▸ What needs to be done:
Identify the lines that contain the word "should", then copy them.

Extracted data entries

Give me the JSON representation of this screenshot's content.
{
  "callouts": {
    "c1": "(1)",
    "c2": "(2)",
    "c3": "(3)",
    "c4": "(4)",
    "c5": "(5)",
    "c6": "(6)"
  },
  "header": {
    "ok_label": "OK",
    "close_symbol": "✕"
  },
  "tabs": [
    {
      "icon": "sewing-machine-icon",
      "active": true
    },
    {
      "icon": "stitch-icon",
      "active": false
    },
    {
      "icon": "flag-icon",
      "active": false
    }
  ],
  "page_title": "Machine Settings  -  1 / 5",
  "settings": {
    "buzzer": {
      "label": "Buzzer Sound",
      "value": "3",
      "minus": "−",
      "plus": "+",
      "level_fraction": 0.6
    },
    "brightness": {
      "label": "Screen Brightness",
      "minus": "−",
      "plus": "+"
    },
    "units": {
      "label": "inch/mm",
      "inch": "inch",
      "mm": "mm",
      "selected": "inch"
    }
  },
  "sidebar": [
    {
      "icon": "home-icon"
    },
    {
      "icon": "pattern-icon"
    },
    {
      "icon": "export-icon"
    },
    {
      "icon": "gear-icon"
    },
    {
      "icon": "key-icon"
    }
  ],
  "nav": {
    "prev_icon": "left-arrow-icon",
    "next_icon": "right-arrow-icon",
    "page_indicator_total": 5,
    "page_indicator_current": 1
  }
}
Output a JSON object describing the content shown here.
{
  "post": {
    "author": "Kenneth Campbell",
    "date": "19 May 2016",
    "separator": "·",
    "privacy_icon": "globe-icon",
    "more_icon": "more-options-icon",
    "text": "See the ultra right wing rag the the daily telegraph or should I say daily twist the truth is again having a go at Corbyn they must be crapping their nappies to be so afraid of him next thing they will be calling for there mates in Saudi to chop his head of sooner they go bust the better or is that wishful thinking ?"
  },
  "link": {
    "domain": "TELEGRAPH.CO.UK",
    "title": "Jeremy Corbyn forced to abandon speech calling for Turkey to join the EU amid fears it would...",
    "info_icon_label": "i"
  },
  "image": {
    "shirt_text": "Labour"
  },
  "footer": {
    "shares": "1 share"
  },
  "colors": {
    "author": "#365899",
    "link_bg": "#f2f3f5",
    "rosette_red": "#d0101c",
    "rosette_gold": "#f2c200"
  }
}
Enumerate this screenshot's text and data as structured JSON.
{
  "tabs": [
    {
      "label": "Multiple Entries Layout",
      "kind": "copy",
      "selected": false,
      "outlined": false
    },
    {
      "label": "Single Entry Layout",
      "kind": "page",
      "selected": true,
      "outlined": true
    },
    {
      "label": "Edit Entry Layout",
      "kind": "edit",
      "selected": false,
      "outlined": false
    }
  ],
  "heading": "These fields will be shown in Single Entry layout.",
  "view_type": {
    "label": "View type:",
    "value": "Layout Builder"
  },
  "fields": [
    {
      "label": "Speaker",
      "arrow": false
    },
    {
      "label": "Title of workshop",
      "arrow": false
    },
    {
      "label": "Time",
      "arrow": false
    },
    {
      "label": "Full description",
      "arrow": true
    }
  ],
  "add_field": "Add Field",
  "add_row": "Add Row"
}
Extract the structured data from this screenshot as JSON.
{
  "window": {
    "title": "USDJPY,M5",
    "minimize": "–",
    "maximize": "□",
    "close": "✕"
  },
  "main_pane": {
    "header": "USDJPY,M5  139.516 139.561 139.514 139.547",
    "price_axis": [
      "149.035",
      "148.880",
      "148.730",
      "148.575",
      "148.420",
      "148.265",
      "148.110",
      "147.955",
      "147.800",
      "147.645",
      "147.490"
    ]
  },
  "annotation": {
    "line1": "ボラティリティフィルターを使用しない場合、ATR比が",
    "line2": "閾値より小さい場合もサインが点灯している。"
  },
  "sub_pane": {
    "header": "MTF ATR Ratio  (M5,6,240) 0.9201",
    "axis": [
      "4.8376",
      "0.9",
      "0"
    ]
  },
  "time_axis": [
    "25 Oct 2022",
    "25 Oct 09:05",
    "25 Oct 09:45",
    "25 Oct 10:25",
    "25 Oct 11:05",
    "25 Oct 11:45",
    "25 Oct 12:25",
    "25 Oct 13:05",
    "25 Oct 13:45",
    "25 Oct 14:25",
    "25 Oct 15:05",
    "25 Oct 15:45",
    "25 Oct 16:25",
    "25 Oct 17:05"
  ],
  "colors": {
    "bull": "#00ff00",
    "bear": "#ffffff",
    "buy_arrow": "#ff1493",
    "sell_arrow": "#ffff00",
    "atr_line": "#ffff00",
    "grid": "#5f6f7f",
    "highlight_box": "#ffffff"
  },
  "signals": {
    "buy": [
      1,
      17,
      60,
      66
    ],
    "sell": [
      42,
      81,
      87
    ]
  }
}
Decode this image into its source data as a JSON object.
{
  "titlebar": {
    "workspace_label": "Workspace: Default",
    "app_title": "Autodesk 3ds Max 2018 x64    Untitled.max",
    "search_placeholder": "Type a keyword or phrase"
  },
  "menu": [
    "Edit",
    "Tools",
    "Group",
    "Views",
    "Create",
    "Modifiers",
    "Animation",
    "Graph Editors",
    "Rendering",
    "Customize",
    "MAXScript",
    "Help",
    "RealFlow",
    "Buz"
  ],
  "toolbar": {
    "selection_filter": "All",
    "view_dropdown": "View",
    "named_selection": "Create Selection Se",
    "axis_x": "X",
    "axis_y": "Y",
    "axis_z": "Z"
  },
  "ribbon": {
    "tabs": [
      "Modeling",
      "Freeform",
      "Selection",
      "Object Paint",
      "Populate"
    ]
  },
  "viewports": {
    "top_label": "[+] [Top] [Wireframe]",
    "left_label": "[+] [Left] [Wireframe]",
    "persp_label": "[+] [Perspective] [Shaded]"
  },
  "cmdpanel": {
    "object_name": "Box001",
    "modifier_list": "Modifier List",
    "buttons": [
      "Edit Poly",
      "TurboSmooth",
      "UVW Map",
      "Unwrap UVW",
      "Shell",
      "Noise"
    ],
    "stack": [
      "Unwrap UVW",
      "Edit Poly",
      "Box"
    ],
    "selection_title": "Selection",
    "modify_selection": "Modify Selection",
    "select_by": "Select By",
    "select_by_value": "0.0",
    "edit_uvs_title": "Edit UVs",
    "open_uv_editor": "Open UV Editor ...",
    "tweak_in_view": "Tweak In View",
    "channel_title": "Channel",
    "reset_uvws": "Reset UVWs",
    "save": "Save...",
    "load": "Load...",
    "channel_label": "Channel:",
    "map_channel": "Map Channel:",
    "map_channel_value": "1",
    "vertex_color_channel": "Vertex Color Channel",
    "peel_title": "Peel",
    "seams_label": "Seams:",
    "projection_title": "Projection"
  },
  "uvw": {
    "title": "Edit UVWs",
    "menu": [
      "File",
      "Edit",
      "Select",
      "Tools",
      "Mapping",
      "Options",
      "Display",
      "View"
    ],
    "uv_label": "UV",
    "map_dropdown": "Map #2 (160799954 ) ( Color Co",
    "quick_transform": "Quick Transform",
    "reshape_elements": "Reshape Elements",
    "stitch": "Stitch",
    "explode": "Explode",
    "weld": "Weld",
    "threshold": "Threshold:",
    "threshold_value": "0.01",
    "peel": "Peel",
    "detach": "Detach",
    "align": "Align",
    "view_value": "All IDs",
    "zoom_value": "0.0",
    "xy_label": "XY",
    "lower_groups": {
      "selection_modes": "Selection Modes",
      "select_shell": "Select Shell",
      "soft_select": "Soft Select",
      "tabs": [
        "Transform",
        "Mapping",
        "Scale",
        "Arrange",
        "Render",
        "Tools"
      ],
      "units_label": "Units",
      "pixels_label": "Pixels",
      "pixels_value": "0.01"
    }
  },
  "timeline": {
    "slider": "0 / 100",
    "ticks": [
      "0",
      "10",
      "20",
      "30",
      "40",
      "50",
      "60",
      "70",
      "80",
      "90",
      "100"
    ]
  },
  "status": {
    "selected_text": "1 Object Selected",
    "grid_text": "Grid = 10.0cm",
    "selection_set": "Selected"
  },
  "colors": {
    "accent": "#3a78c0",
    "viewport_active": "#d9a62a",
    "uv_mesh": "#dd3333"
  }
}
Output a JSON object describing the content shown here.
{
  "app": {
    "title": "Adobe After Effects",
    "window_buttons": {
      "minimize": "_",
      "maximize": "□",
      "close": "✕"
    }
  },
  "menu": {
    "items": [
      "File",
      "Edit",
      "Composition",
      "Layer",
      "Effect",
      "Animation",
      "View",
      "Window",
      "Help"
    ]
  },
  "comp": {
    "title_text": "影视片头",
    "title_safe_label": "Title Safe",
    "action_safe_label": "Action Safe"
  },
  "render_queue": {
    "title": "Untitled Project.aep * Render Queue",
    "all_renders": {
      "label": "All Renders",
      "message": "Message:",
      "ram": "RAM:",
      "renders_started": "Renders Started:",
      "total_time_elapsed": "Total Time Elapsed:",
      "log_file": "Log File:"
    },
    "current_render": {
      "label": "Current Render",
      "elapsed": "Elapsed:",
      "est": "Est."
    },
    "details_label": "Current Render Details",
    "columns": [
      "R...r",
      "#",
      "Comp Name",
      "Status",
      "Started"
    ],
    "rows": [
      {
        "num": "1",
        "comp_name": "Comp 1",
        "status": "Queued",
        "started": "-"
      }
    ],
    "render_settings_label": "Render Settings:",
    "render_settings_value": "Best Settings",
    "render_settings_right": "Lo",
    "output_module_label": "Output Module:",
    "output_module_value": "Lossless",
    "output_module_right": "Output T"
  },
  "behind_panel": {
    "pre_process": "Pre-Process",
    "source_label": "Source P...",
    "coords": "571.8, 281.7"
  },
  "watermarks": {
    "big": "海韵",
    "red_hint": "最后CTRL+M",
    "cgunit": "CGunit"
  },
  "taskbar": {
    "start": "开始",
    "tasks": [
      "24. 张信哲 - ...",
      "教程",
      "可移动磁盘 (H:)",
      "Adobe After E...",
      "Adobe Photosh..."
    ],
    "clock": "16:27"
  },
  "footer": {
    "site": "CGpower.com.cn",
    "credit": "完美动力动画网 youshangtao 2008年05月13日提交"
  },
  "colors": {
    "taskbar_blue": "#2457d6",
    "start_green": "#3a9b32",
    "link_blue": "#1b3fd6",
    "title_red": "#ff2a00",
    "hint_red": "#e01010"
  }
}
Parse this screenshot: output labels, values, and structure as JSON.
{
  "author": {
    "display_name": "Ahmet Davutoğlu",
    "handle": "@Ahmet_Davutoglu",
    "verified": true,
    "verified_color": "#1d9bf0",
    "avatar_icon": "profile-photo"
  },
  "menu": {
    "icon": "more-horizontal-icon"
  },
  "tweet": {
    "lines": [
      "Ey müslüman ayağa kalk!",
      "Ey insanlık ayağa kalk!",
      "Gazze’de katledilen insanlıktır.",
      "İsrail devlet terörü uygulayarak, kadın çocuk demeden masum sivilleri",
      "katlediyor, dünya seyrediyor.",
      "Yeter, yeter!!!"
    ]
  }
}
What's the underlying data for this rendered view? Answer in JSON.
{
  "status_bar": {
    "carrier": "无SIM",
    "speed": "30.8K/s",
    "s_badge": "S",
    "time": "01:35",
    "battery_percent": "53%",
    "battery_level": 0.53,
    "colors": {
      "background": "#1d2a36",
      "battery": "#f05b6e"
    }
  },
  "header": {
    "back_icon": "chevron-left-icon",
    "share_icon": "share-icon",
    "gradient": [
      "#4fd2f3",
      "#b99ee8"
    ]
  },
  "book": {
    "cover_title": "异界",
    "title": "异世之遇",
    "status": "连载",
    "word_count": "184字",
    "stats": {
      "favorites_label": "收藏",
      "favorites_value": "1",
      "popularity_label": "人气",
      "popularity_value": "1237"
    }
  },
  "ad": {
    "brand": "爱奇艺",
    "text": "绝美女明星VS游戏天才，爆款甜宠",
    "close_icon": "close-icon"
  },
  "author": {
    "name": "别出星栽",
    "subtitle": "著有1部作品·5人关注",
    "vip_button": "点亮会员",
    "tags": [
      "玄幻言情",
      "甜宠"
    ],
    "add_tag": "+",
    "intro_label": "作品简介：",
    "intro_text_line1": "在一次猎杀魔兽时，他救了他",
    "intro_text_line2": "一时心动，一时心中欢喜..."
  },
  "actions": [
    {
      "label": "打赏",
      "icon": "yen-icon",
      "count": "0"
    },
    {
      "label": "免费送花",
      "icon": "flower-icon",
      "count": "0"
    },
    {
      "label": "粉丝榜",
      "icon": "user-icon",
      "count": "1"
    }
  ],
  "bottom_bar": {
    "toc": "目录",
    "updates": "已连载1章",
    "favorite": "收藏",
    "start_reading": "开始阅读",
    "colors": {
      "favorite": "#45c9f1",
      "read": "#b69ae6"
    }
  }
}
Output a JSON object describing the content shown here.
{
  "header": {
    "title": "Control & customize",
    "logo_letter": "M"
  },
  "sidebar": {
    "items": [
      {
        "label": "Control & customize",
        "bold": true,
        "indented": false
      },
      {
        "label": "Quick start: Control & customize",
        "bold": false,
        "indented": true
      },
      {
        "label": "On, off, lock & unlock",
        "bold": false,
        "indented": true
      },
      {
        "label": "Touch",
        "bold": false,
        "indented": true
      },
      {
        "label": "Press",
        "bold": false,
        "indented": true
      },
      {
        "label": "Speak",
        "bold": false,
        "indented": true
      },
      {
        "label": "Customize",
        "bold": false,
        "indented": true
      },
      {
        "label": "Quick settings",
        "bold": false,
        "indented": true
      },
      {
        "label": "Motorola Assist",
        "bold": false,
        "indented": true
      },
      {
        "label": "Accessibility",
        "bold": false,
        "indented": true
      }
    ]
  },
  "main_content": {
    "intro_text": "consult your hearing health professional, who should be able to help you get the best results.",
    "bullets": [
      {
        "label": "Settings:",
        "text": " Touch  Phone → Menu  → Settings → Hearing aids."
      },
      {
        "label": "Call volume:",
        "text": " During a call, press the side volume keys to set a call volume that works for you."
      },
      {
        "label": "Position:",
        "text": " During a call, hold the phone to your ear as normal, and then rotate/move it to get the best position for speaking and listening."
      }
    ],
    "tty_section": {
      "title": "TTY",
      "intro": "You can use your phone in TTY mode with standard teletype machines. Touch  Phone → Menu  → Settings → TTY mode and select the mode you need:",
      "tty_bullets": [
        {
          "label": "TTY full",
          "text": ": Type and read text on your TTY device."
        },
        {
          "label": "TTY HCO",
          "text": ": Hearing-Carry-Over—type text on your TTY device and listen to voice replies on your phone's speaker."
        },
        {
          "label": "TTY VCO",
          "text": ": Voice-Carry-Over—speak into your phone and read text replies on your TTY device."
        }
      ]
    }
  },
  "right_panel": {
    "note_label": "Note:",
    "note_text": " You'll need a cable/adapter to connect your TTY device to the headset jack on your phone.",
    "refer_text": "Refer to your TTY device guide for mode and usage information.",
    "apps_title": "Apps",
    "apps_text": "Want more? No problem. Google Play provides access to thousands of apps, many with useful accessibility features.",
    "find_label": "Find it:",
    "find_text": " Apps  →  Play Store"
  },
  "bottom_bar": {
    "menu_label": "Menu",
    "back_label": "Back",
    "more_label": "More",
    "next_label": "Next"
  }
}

▸ Task response:
    "text": "See the ultra right wing rag the the daily telegraph or should I say daily twist the truth is again having a go at Corbyn they must be crapping their nappies to be so afraid of him next thing they will be calling for there mates in Saudi to chop his head of sooner they go bust the better or is that wishful thinking ?"
    "intro_text": "consult your hearing health professional, who should be able to help you get the best results.",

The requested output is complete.